• _TASK STATEMENT_: Locate each line of the material that contains "steps", then return it.

══════

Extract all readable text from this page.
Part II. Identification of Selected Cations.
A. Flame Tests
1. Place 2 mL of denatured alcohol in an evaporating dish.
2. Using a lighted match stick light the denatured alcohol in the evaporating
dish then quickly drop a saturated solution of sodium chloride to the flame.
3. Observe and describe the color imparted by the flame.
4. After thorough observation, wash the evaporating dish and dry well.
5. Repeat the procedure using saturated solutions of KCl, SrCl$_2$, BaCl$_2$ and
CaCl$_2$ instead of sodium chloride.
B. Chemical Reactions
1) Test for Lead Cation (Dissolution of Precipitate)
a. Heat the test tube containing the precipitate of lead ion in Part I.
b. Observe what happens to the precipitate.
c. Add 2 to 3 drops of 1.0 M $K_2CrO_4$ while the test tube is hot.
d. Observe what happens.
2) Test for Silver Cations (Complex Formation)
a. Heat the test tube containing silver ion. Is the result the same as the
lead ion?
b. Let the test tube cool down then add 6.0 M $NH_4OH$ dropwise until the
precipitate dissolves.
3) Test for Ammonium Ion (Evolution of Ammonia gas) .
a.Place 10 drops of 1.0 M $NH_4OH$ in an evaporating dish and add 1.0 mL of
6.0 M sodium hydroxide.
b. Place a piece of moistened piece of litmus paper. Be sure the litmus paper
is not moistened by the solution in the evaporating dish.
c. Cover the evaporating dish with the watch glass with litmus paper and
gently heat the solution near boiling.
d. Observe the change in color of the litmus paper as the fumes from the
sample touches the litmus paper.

══════

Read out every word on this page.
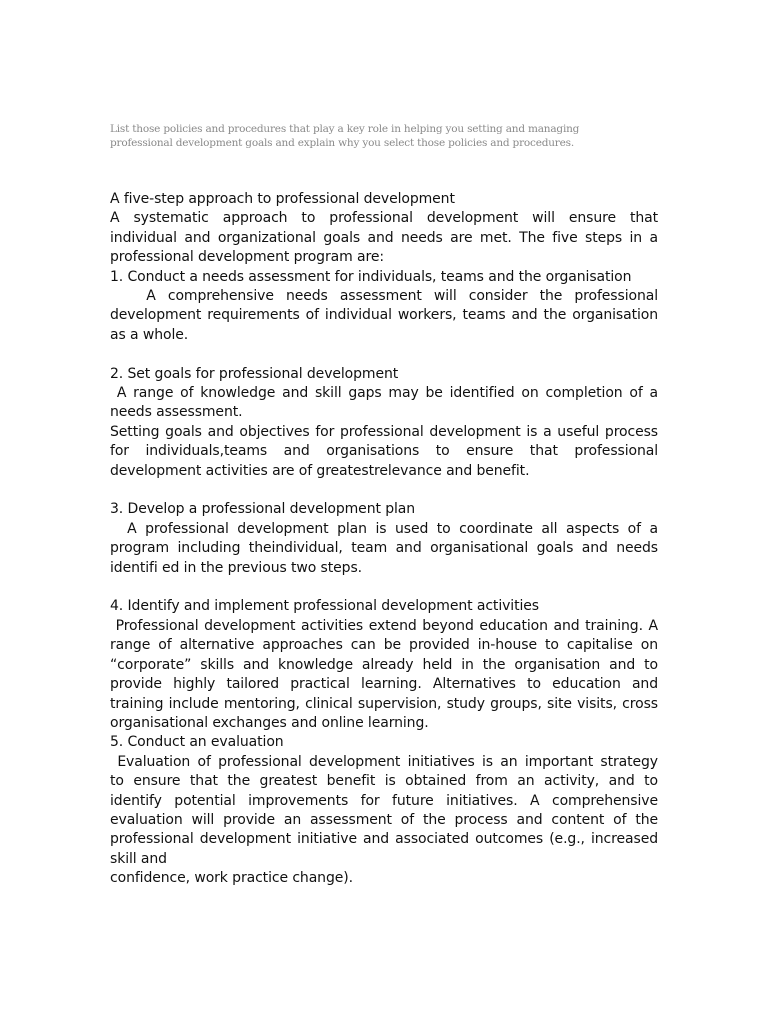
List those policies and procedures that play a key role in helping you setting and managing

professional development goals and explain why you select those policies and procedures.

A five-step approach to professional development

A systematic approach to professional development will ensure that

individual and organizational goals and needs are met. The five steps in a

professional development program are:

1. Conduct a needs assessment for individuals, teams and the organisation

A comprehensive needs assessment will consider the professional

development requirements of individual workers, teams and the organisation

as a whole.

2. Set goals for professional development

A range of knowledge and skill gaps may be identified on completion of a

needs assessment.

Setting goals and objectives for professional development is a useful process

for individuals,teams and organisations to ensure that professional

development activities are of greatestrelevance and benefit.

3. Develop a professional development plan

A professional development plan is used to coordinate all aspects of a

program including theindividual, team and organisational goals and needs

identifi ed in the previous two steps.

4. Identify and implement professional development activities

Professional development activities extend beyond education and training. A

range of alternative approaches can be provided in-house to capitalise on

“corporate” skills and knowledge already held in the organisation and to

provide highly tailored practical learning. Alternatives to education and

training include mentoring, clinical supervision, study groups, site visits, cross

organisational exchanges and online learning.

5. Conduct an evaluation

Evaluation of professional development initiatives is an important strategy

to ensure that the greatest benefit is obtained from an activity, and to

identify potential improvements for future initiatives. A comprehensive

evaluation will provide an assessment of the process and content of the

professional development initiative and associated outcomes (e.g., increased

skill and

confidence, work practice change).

══════

• _SOLUTION TO THE PROBLEM_:
individual and organizational goals and needs are met. The five steps in a
identifi ed in the previous two steps.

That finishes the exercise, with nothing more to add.